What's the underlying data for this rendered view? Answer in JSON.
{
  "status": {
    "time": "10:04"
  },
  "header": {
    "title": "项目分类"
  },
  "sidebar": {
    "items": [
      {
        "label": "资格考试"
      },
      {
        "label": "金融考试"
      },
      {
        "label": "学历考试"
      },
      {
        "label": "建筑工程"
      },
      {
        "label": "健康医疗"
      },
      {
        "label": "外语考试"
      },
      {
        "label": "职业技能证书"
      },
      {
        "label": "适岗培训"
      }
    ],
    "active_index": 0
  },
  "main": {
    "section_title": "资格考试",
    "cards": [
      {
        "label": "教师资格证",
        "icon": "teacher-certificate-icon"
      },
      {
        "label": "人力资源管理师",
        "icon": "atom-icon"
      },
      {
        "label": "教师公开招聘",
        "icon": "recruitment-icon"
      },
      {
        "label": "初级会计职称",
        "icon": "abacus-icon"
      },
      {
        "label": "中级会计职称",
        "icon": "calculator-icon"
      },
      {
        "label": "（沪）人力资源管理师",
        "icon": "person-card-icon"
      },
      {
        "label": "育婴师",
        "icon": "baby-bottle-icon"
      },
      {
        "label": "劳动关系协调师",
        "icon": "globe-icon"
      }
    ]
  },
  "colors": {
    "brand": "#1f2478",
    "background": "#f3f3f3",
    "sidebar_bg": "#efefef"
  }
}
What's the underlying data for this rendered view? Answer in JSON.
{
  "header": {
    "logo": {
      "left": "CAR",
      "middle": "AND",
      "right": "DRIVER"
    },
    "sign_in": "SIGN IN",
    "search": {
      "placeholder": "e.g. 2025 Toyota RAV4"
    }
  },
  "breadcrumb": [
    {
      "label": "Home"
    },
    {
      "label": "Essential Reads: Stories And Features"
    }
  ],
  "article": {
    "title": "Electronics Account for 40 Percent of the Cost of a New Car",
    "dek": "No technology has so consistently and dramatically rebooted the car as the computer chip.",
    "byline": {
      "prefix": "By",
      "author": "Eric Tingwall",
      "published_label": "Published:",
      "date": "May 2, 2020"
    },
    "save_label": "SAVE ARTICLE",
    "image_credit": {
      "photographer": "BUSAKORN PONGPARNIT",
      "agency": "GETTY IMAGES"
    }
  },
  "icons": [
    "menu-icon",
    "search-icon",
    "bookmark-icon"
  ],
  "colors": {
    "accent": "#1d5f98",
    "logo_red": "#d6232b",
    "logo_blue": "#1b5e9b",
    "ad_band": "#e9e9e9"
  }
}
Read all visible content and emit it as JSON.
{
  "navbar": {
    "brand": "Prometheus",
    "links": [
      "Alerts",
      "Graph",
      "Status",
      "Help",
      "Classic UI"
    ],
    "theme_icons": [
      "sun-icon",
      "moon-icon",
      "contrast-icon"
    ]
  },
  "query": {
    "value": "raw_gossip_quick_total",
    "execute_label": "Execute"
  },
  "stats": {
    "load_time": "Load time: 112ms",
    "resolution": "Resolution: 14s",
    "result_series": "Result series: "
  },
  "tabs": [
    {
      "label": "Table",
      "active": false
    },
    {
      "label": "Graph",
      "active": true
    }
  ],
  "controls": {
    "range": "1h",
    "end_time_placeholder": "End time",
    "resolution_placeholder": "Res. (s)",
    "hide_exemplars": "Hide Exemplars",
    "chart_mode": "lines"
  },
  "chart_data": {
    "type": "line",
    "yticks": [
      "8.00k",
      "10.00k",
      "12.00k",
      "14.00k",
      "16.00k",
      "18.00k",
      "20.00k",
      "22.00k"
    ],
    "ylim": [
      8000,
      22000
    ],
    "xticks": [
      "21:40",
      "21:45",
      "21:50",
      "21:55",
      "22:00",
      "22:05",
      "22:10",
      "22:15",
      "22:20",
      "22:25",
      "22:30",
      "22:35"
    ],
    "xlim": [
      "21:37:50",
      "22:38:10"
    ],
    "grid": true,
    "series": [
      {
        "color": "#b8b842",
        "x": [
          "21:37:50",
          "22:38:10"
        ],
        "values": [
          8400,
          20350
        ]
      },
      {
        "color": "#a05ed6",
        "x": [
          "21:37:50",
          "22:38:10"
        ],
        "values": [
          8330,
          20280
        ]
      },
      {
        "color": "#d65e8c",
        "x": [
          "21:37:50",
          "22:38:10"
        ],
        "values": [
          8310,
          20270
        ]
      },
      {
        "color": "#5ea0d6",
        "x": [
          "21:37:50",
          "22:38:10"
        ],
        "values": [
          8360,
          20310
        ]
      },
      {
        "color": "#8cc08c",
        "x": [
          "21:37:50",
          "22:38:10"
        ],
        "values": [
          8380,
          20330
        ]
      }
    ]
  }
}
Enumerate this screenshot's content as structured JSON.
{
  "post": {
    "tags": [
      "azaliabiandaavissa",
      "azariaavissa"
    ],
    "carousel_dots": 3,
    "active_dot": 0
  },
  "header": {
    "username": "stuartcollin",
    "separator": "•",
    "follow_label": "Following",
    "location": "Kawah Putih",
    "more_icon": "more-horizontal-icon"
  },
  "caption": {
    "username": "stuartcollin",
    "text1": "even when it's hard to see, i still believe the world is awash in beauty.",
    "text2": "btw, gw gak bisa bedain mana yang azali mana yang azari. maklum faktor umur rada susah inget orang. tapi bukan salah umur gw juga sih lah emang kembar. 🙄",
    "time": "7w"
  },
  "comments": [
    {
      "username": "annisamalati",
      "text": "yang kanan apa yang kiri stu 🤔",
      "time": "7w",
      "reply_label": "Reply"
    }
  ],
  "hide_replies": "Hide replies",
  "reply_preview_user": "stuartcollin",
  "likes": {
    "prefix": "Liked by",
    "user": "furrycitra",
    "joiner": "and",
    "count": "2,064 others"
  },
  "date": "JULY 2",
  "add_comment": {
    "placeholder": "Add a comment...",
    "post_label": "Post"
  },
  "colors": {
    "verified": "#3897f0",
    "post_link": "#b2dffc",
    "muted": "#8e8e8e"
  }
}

**To be done**
Make an exact copy of every line from the one with "Enumerate this screenshot's" to the end of the data, with the first and last of those lines included.

**Correct result**
Enumerate this screenshot's content as structured JSON.
{
  "post": {
    "tags": [
      "azaliabiandaavissa",
      "azariaavissa"
    ],
    "carousel_dots": 3,
    "active_dot": 0
  },
  "header": {
    "username": "stuartcollin",
    "separator": "•",
    "follow_label": "Following",
    "location": "Kawah Putih",
    "more_icon": "more-horizontal-icon"
  },
  "caption": {
    "username": "stuartcollin",
    "text1": "even when it's hard to see, i still believe the world is awash in beauty.",
    "text2": "btw, gw gak bisa bedain mana yang azali mana yang azari. maklum faktor umur rada susah inget orang. tapi bukan salah umur gw juga sih lah emang kembar. 🙄",
    "time": "7w"
  },
  "comments": [
    {
      "username": "annisamalati",
      "text": "yang kanan apa yang kiri stu 🤔",
      "time": "7w",
      "reply_label": "Reply"
    }
  ],
  "hide_replies": "Hide replies",
  "reply_preview_user": "stuartcollin",
  "likes": {
    "prefix": "Liked by",
    "user": "furrycitra",
    "joiner": "and",
    "count": "2,064 others"
  },
  "date": "JULY 2",
  "add_comment": {
    "placeholder": "Add a comment...",
    "post_label": "Post"
  },
  "colors": {
    "verified": "#3897f0",
    "post_link": "#b2dffc",
    "muted": "#8e8e8e"
  }
}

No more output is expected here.